* [PROBLEM TO SOLVE]: Gather all lines from the material that contain the word "CANARYC".

[Records from a collection of figures]
________________________
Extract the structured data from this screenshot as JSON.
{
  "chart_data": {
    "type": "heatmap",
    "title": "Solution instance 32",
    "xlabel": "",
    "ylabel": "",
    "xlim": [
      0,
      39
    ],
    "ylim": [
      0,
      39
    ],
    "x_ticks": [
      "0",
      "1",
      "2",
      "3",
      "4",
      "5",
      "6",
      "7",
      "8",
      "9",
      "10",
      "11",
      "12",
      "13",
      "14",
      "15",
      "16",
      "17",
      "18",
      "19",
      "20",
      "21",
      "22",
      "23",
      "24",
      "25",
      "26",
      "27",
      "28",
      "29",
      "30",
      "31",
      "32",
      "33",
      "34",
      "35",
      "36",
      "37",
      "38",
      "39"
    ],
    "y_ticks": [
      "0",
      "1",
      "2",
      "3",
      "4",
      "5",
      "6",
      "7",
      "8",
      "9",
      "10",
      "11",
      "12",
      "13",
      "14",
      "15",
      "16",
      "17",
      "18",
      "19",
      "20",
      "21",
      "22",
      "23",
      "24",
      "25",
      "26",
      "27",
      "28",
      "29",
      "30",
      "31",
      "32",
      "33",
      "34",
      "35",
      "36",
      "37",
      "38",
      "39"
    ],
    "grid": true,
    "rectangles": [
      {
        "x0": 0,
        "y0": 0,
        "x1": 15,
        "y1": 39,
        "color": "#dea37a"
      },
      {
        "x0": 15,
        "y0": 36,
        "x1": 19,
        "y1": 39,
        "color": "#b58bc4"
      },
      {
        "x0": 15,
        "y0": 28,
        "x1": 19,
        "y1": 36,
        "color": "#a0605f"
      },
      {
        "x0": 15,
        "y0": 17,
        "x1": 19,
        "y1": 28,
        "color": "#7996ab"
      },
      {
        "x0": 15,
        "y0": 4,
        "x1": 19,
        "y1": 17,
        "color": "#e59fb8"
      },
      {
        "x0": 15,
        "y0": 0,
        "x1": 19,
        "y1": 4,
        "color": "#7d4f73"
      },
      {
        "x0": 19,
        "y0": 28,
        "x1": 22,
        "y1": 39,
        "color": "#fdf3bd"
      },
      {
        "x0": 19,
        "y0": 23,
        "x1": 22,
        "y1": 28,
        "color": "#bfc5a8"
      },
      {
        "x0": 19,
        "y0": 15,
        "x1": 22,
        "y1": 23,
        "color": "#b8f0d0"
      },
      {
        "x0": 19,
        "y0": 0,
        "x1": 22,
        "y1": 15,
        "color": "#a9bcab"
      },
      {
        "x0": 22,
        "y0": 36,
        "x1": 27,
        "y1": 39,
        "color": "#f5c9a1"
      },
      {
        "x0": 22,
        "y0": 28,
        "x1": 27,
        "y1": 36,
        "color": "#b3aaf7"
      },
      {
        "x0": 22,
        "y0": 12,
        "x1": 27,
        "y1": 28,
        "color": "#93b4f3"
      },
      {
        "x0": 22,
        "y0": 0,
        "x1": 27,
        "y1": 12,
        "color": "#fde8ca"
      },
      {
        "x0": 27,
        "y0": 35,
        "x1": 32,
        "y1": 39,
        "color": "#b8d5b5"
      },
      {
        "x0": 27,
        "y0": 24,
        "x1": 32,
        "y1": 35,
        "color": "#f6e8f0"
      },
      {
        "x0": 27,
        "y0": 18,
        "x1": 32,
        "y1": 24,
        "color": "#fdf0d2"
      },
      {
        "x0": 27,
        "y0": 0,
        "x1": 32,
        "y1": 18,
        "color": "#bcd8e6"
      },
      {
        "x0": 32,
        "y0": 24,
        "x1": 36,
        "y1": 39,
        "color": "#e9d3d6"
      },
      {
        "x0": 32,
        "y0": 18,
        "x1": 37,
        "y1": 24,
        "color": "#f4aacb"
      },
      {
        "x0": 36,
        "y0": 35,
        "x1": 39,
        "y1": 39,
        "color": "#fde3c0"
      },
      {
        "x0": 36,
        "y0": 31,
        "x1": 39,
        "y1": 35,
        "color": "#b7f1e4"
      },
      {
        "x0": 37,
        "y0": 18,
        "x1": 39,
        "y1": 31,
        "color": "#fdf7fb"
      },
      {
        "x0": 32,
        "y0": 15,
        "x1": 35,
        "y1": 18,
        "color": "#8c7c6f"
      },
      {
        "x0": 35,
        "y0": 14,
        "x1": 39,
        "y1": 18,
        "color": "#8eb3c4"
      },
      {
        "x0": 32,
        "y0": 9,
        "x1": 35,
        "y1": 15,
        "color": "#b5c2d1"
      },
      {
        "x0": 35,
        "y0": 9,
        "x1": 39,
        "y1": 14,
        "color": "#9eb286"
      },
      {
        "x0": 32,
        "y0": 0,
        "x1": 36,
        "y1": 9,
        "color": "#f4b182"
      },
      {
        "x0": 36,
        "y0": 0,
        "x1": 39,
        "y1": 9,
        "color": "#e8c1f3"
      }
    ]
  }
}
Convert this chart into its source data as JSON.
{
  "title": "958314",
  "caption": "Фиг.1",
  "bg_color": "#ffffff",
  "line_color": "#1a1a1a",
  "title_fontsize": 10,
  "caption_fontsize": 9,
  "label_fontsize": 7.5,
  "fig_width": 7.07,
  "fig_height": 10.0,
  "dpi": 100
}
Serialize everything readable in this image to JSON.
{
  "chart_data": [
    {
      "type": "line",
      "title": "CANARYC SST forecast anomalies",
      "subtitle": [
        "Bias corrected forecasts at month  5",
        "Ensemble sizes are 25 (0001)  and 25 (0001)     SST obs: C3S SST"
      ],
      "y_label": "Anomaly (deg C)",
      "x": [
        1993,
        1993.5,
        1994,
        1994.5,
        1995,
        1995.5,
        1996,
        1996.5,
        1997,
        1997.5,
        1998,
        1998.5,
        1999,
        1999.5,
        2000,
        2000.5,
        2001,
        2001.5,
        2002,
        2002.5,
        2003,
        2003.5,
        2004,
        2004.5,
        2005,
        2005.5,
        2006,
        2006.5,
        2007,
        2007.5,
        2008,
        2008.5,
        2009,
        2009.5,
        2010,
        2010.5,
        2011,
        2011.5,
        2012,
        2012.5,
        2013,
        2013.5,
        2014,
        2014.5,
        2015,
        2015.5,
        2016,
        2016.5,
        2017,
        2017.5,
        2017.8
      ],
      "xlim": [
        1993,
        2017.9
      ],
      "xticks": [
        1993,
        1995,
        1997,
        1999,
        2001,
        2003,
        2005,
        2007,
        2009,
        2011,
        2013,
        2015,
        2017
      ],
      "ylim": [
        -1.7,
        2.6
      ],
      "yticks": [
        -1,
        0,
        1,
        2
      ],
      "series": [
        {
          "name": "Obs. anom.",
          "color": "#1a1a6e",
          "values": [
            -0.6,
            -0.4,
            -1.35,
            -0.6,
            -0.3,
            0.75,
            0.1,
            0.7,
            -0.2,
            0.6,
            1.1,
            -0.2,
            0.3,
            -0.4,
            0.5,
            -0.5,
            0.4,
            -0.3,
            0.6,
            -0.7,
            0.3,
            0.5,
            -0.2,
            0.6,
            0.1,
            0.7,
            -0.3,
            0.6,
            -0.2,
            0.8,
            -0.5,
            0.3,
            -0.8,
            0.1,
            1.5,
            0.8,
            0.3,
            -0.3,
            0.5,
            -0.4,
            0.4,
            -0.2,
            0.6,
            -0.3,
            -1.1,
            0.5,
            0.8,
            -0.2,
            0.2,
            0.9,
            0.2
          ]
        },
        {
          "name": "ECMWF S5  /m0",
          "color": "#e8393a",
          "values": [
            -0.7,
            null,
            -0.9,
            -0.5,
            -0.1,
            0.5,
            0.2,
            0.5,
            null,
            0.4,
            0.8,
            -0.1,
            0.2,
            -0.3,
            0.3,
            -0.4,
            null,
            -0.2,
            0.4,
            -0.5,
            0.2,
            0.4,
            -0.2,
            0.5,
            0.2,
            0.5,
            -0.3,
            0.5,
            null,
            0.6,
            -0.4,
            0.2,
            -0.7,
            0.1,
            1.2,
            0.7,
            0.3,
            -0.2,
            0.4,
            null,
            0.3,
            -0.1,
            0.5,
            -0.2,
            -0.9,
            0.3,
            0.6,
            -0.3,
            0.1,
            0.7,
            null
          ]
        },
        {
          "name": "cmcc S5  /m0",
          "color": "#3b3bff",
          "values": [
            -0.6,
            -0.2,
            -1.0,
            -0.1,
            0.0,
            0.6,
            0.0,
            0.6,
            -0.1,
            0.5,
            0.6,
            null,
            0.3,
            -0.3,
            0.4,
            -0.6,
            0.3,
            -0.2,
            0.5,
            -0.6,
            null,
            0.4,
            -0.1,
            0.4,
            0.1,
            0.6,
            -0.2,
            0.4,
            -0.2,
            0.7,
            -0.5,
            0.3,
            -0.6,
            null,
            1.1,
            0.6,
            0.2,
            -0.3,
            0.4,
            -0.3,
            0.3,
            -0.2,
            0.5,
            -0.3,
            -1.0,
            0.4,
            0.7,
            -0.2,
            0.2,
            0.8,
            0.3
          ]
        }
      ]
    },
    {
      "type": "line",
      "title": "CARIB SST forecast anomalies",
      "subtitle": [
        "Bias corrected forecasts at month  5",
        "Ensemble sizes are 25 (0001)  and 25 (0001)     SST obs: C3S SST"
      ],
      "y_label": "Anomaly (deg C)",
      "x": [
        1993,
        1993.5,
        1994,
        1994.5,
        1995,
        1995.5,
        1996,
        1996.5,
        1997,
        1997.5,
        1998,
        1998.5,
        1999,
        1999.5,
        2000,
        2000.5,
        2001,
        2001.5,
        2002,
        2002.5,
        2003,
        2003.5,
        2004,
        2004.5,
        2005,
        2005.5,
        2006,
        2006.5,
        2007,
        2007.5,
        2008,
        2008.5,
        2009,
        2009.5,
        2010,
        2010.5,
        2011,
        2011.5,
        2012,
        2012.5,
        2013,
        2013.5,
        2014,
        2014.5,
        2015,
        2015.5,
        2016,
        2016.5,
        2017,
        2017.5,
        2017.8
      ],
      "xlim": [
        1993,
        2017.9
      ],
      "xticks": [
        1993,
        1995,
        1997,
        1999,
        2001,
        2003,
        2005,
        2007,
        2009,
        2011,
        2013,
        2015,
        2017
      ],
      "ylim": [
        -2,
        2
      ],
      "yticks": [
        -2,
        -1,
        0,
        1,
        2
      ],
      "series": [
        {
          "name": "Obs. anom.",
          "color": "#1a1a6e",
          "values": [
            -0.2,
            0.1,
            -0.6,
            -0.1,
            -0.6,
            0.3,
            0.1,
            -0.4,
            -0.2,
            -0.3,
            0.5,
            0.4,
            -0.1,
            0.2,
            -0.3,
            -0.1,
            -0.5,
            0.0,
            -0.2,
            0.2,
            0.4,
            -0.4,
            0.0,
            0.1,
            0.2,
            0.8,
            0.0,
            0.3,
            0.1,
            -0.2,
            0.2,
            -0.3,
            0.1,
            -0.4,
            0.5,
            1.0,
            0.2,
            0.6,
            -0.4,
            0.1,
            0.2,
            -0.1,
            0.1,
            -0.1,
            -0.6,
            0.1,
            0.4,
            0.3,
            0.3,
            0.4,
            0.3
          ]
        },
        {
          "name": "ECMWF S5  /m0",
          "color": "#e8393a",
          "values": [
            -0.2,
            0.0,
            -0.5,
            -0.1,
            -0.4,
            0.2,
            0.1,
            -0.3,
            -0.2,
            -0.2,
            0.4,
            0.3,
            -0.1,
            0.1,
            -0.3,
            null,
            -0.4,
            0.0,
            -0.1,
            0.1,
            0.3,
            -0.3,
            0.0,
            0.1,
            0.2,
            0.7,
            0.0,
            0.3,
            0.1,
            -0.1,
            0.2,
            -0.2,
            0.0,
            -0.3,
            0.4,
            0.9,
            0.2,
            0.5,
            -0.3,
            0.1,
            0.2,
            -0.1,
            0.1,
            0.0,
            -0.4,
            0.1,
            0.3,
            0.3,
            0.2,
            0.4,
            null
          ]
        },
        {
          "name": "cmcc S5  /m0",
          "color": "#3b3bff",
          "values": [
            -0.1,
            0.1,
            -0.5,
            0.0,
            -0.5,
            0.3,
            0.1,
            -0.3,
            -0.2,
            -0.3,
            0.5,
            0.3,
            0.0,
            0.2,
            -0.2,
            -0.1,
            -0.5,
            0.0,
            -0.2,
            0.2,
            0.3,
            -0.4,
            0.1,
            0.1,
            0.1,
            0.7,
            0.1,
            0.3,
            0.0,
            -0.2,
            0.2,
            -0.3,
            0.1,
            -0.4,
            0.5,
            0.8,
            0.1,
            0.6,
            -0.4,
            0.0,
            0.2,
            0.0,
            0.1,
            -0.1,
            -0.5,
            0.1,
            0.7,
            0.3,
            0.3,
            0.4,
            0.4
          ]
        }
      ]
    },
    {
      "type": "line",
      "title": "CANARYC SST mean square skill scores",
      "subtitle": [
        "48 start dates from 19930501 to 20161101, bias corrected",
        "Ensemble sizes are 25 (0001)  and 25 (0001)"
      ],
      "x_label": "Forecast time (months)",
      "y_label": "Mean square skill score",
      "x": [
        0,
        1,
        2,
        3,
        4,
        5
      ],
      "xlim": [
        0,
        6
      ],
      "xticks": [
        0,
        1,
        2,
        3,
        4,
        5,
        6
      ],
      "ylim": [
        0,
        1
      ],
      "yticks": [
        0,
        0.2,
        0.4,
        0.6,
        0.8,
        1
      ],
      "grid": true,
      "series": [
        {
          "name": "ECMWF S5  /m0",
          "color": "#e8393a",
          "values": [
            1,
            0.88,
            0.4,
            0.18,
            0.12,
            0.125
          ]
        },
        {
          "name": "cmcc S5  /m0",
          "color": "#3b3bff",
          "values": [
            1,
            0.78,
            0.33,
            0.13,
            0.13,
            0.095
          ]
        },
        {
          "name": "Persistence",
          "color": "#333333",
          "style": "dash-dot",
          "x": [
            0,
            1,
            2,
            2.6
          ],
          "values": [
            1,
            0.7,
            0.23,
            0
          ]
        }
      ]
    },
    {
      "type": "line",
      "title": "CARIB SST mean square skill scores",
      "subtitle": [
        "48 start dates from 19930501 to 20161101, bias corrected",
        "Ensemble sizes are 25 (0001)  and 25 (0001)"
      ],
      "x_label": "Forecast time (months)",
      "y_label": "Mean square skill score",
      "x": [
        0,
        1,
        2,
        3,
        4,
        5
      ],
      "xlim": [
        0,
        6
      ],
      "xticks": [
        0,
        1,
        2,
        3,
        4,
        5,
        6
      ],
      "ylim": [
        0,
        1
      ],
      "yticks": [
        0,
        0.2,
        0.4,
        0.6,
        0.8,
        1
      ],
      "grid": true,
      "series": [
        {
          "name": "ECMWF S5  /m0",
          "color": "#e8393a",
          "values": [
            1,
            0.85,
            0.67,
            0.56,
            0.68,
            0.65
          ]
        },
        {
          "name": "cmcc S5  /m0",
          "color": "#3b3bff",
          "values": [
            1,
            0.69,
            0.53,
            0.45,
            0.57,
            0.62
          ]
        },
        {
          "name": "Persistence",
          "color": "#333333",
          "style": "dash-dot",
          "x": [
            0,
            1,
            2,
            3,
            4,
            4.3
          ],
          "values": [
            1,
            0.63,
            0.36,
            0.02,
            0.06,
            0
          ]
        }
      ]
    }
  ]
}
________________________
* [THE RESULT]:
      "title": "CANARYC SST forecast anomalies",
      "title": "CANARYC SST mean square skill scores",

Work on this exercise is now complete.